_WRITTEN EXERCISE_
Identify every line in the records below that contains the word "Macdonald", and copy each of those lines.

_RECORD EXCERPTS_
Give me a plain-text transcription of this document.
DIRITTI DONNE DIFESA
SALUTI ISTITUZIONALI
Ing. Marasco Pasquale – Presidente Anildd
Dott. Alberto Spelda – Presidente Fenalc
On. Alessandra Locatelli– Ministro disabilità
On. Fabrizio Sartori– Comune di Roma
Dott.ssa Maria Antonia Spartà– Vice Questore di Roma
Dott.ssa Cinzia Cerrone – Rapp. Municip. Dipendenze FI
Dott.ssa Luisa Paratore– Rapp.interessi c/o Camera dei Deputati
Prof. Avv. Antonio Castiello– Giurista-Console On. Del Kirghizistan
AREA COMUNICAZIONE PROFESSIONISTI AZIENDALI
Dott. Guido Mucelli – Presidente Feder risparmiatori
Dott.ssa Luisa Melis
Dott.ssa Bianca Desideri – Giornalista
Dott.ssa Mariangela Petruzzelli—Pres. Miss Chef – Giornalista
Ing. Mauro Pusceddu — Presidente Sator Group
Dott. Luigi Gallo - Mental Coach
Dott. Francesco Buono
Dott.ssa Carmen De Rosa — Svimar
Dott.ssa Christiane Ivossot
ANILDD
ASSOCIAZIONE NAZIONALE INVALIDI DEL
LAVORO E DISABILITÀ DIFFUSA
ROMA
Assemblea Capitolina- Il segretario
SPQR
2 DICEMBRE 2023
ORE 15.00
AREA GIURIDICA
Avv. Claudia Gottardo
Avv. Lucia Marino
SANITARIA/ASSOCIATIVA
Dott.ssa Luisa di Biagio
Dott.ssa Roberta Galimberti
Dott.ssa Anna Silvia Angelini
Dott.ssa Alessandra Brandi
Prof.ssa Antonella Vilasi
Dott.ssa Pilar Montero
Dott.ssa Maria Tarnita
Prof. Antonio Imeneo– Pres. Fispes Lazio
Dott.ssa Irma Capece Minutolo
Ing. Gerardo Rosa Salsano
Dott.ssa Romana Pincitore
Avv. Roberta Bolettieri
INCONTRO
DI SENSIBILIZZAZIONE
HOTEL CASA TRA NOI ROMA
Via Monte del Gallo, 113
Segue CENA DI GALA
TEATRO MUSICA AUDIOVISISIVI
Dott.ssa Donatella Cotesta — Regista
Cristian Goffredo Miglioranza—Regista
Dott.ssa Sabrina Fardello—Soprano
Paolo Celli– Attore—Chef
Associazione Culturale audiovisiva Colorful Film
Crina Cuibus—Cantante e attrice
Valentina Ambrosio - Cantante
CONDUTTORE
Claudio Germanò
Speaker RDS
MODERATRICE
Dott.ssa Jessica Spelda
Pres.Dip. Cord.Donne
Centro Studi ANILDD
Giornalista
--
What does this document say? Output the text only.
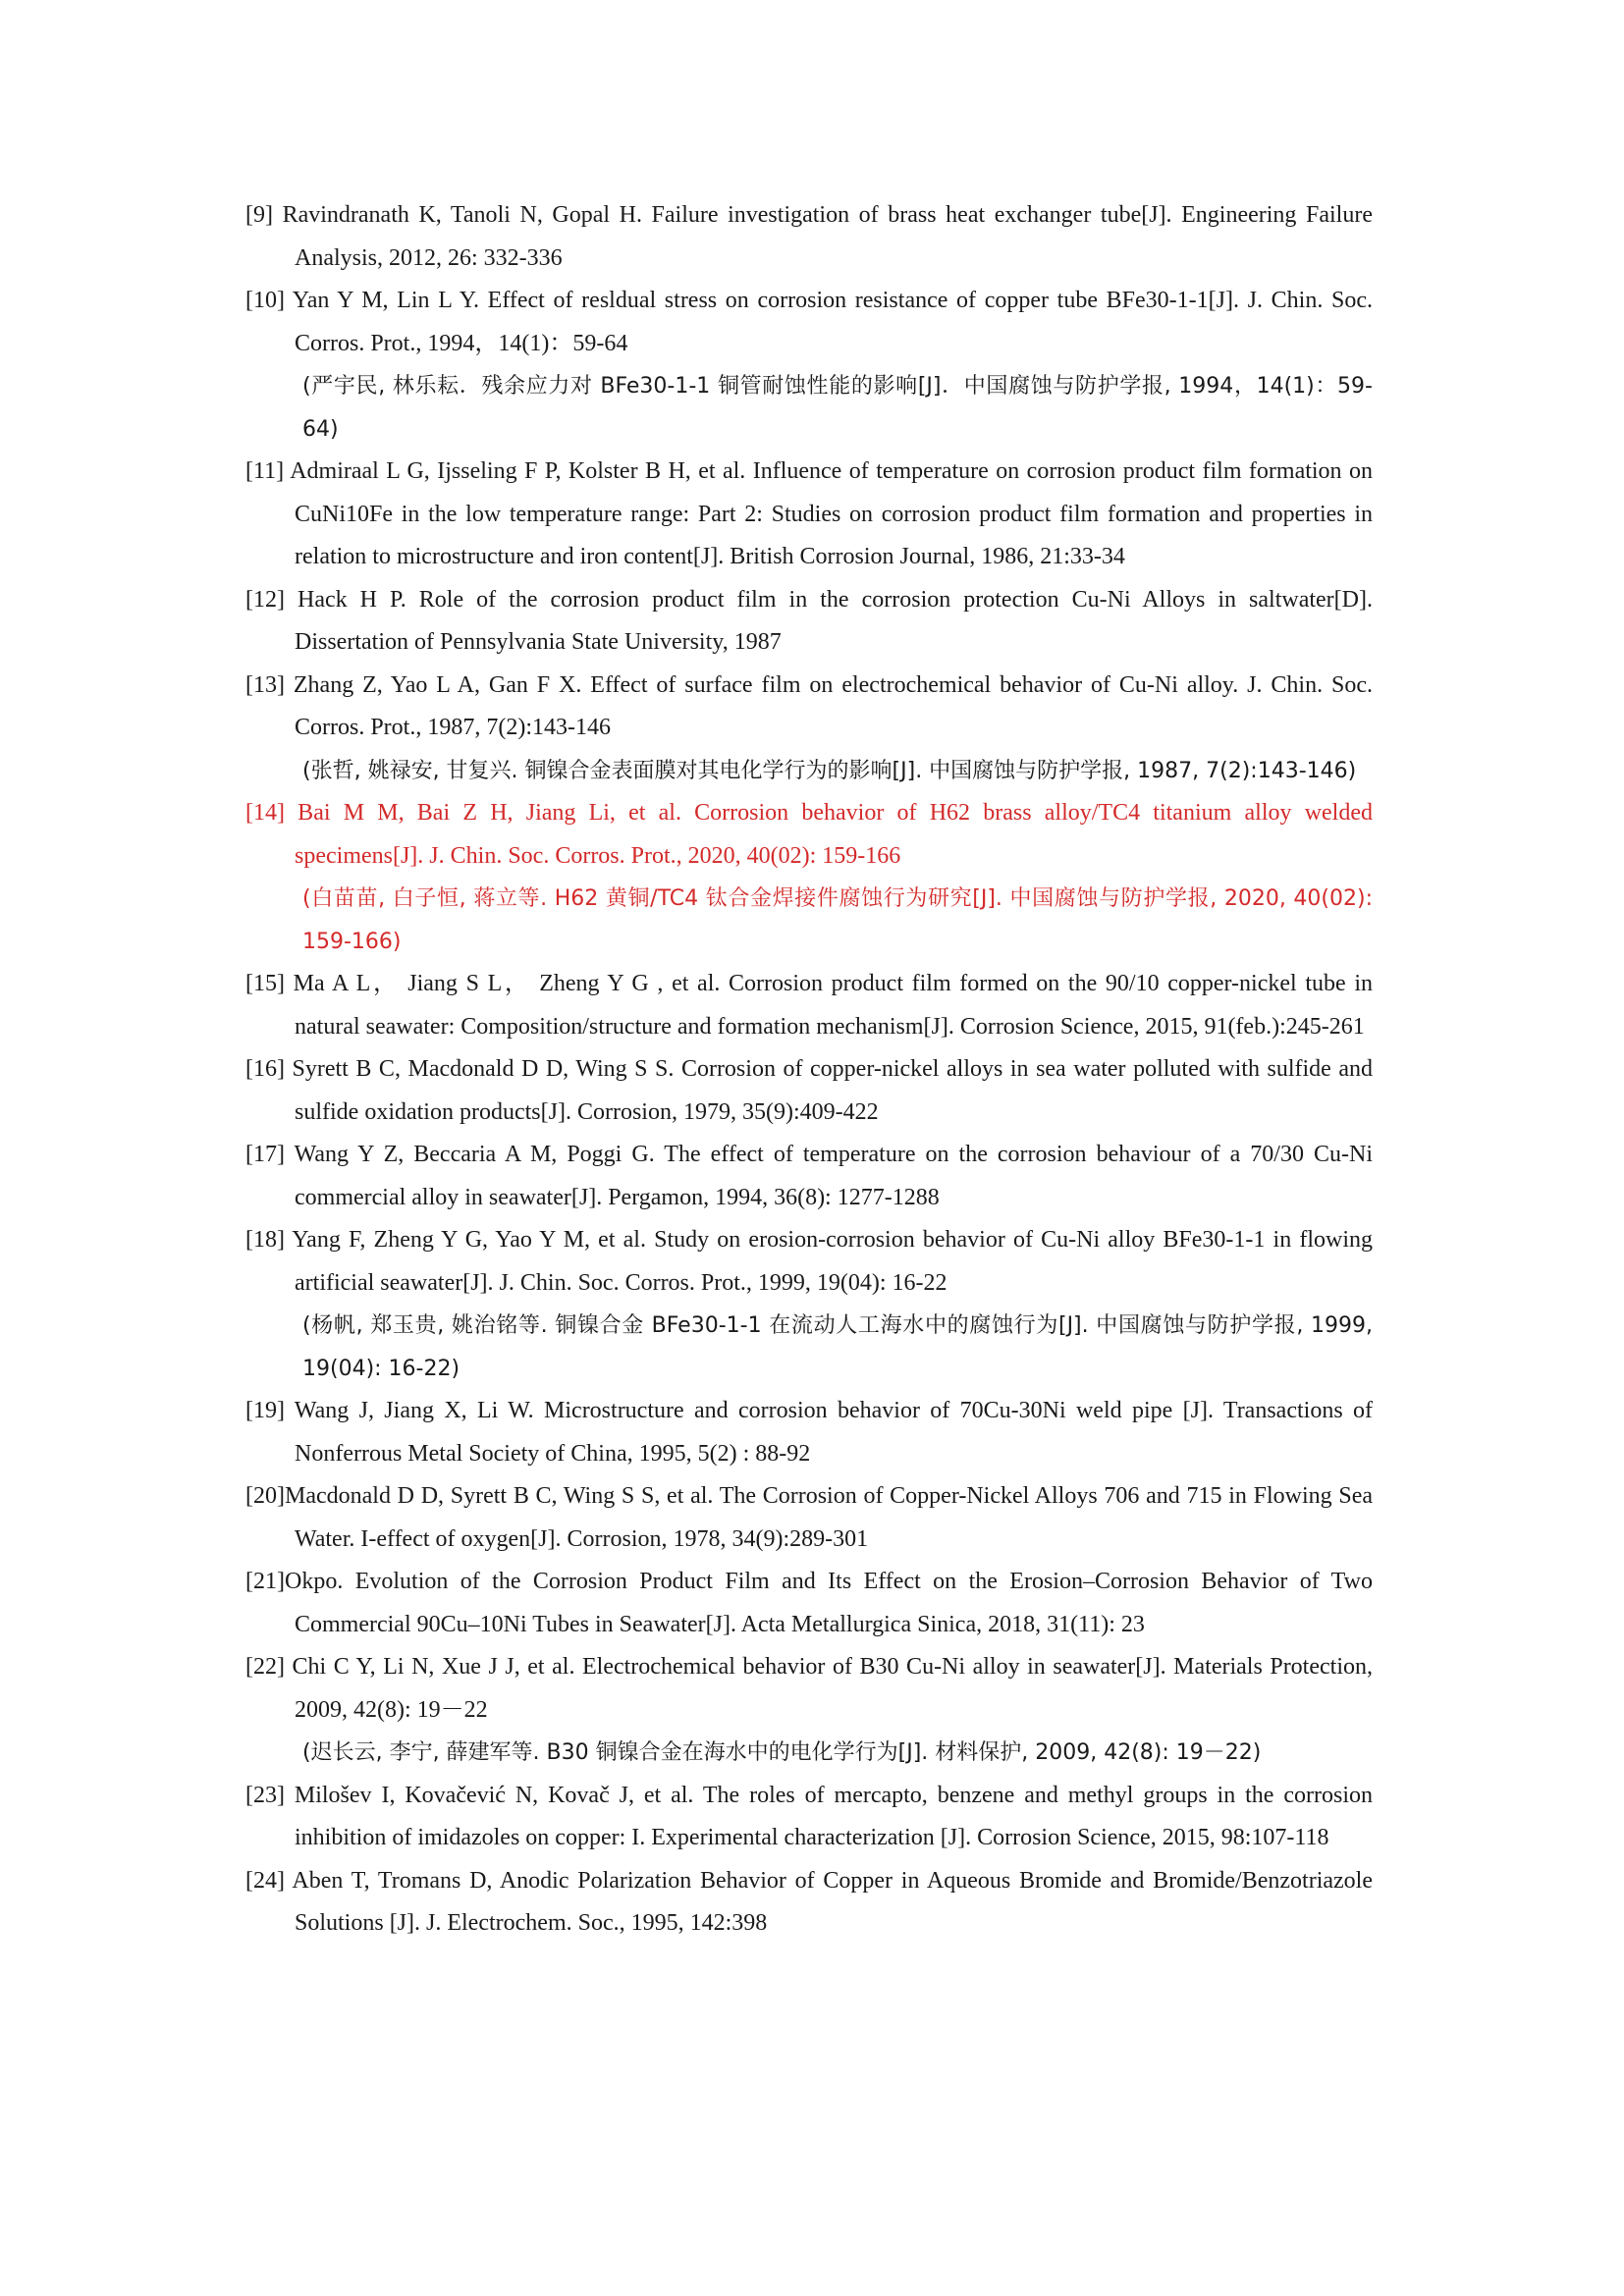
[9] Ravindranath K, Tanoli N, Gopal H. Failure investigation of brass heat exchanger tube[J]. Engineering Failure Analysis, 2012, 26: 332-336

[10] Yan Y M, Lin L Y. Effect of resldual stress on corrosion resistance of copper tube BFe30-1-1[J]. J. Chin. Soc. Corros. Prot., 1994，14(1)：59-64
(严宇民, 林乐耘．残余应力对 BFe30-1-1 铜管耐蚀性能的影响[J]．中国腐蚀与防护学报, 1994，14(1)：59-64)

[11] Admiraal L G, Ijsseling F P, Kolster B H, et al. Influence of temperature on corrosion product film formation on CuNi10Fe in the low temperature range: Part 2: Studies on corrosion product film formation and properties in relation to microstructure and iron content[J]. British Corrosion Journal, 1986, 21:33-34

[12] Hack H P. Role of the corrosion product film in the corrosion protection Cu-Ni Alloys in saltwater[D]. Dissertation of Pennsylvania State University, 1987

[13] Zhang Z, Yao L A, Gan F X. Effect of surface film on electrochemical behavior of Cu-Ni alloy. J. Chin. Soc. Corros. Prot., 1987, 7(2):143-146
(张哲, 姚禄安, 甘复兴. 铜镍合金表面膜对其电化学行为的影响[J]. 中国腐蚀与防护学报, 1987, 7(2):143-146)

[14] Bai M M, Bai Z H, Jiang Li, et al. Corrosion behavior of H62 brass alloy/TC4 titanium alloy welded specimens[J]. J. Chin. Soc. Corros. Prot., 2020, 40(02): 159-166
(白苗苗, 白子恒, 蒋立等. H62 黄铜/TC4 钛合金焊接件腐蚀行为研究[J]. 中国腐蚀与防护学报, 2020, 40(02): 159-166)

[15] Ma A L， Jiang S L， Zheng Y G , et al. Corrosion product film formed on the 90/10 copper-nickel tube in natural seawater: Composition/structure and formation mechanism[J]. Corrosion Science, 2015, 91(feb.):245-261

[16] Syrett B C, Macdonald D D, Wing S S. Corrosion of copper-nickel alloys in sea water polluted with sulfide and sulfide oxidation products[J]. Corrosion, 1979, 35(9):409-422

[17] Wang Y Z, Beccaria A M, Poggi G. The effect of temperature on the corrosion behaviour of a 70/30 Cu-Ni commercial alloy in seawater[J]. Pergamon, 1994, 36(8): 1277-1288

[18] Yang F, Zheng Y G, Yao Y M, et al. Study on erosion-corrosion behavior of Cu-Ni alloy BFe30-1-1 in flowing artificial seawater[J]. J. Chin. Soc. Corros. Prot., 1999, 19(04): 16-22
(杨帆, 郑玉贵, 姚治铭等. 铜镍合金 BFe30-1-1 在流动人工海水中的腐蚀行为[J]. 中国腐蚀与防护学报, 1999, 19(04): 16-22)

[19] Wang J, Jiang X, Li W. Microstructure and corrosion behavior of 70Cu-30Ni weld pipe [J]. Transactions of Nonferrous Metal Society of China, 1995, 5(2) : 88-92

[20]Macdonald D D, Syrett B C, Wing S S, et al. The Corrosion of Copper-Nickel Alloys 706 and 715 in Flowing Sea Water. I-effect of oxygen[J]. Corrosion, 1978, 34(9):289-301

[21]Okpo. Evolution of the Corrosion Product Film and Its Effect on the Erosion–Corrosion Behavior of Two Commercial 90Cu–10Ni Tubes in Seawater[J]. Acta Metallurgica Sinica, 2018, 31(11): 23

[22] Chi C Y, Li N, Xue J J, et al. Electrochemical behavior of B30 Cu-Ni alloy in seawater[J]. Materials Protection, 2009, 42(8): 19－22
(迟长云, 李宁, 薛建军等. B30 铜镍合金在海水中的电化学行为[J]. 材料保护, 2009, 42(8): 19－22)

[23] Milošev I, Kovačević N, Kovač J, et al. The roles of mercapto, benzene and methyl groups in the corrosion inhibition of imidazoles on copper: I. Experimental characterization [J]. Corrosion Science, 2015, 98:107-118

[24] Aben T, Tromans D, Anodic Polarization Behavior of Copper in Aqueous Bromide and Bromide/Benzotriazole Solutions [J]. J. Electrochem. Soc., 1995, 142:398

_CORRECT ANSWER_
[16] Syrett B C, Macdonald D D, Wing S S. Corrosion of copper-nickel alloys in sea water polluted with sulfide and sulfide oxidation products[J]. Corrosion, 1979, 35(9):409-422
[20]Macdonald D D, Syrett B C, Wing S S, et al. The Corrosion of Copper-Nickel Alloys 706 and 715 in Flowing Sea Water. I-effect of oxygen[J]. Corrosion, 1978, 34(9):289-301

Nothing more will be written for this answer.